Word for word, transcribe the lines below and drop the pictures.

__Given information__.
+ + + + + + +
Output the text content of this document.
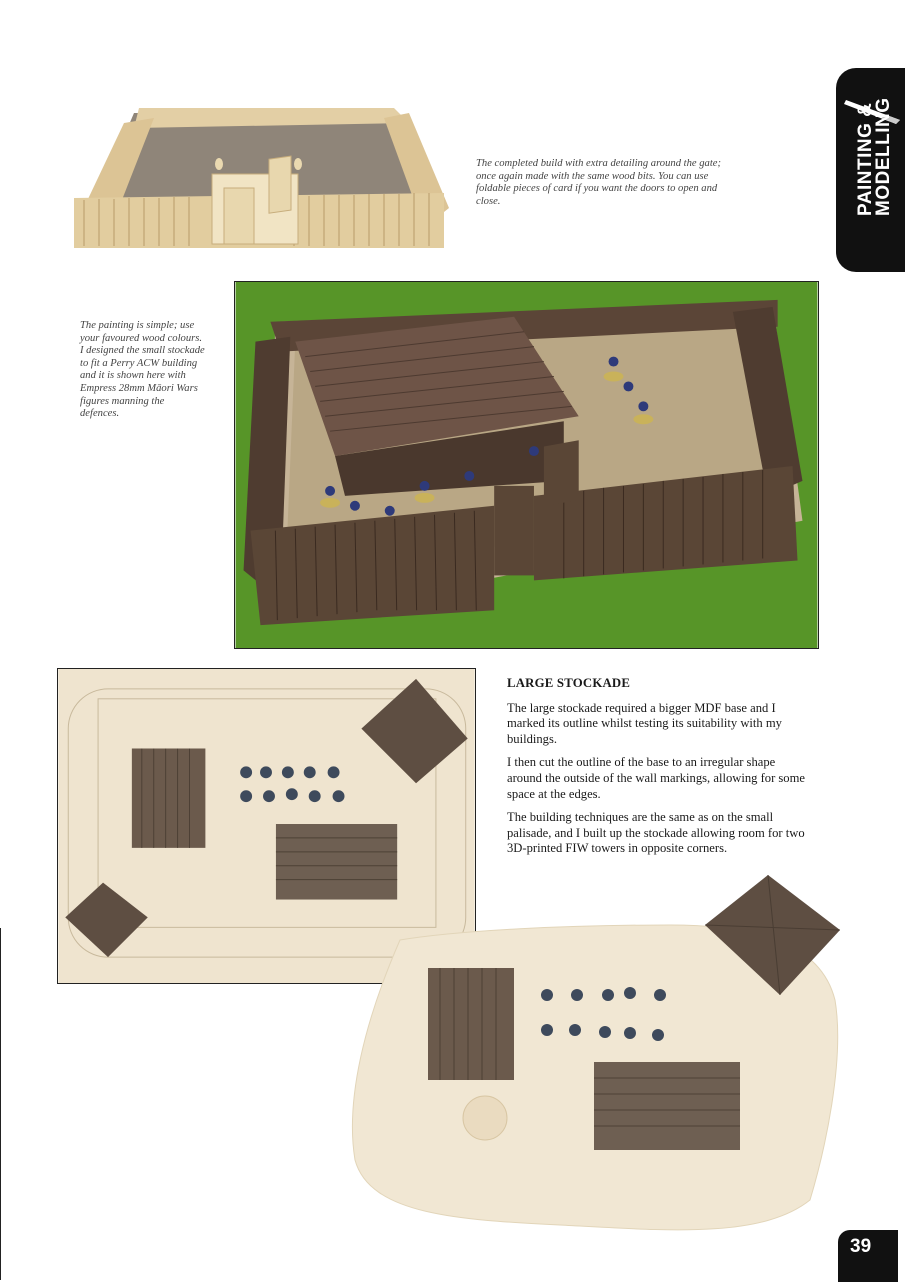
The completed build with extra detailing around the gate; once again made with the same wood bits. You can use foldable pieces of card if you want the doors to open and close.	PAINTING &
MODELLING
The painting is simple; use your favoured wood colours. I designed the small stockade to fit a Perry ACW building and it is shown here with Empress 28mm Māori Wars figures manning the defences.
LARGE STOCKADE

The large stockade required a bigger MDF base and I marked its outline whilst testing its suitability with my buildings.

I then cut the outline of the base to an irregular shape around the outside of the wall markings, allowing for some space at the edges.

The building techniques are the same as on the small palisade, and I built up the stockade allowing room for two 3D-printed FIW towers in opposite corners.

39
+ + + + + + +
__Result for this task__.
Output the text content of this document.
The completed build with extra detailing around the gate; once again made with the same wood bits. You can use foldable pieces of card if you want the doors to open and close.	PAINTING &
MODELLING
The painting is simple; use your favoured wood colours. I designed the small stockade to fit a Perry ACW building and it is shown here with Empress 28mm Māori Wars figures manning the defences.
LARGE STOCKADE

The large stockade required a bigger MDF base and I marked its outline whilst testing its suitability with my buildings.

I then cut the outline of the base to an irregular shape around the outside of the wall markings, allowing for some space at the edges.

The building techniques are the same as on the small palisade, and I built up the stockade allowing room for two 3D-printed FIW towers in opposite corners.

39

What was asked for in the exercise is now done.